SET TASK
Quote the listing below in its entirety, omitting every image.

DATA PROVIDED

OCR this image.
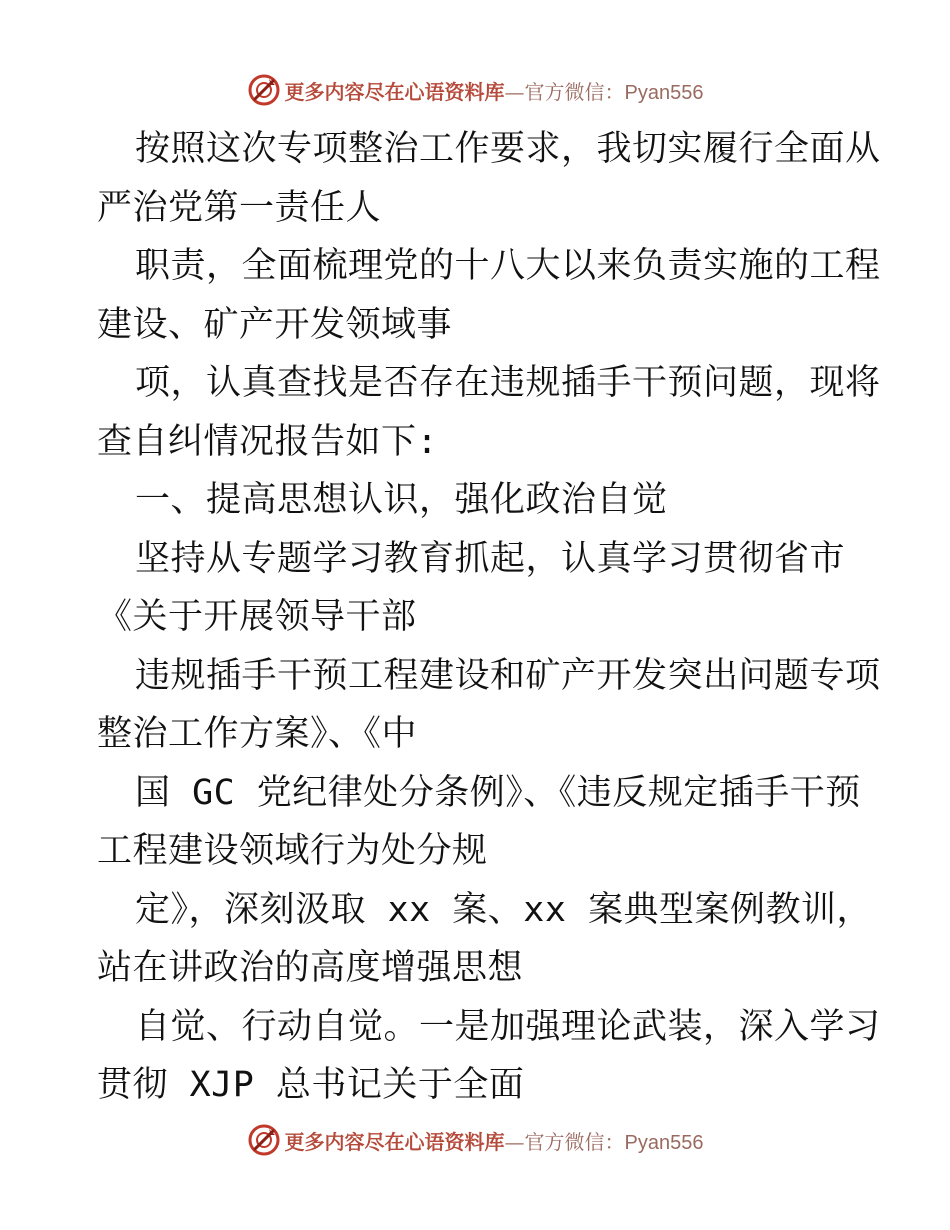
更多内容尽在心语资料库—官方微信：Pyan556
按照这次专项整治工作要求，我切实履行全面从
严治党第一责任人
职责，全面梳理党的十八大以来负责实施的工程
建设、矿产开发领域事
项，认真查找是否存在违规插手干预问题，现将
查自纠情况报告如下:
一、提高思想认识，强化政治自觉
坚持从专题学习教育抓起，认真学习贯彻省市
《关于开展领导干部
违规插手干预工程建设和矿产开发突出问题专项
整治工作方案》、《中
国 GC 党纪律处分条例》、《违反规定插手干预
工程建设领域行为处分规
定》，深刻汲取 xx 案、xx 案典型案例教训，
站在讲政治的高度增强思想
自觉、行动自觉。一是加强理论武装，深入学习
贯彻 XJP 总书记关于全面
更多内容尽在心语资料库—官方微信：Pyan556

OUTPUT FOR THIS TASK
OCR this image.
更多内容尽在心语资料库—官方微信：Pyan556
按照这次专项整治工作要求，我切实履行全面从
严治党第一责任人
职责，全面梳理党的十八大以来负责实施的工程
建设、矿产开发领域事
项，认真查找是否存在违规插手干预问题，现将
查自纠情况报告如下:
一、提高思想认识，强化政治自觉
坚持从专题学习教育抓起，认真学习贯彻省市
《关于开展领导干部
违规插手干预工程建设和矿产开发突出问题专项
整治工作方案》、《中
国 GC 党纪律处分条例》、《违反规定插手干预
工程建设领域行为处分规
定》，深刻汲取 xx 案、xx 案典型案例教训，
站在讲政治的高度增强思想
自觉、行动自觉。一是加强理论武装，深入学习
贯彻 XJP 总书记关于全面
更多内容尽在心语资料库—官方微信：Pyan556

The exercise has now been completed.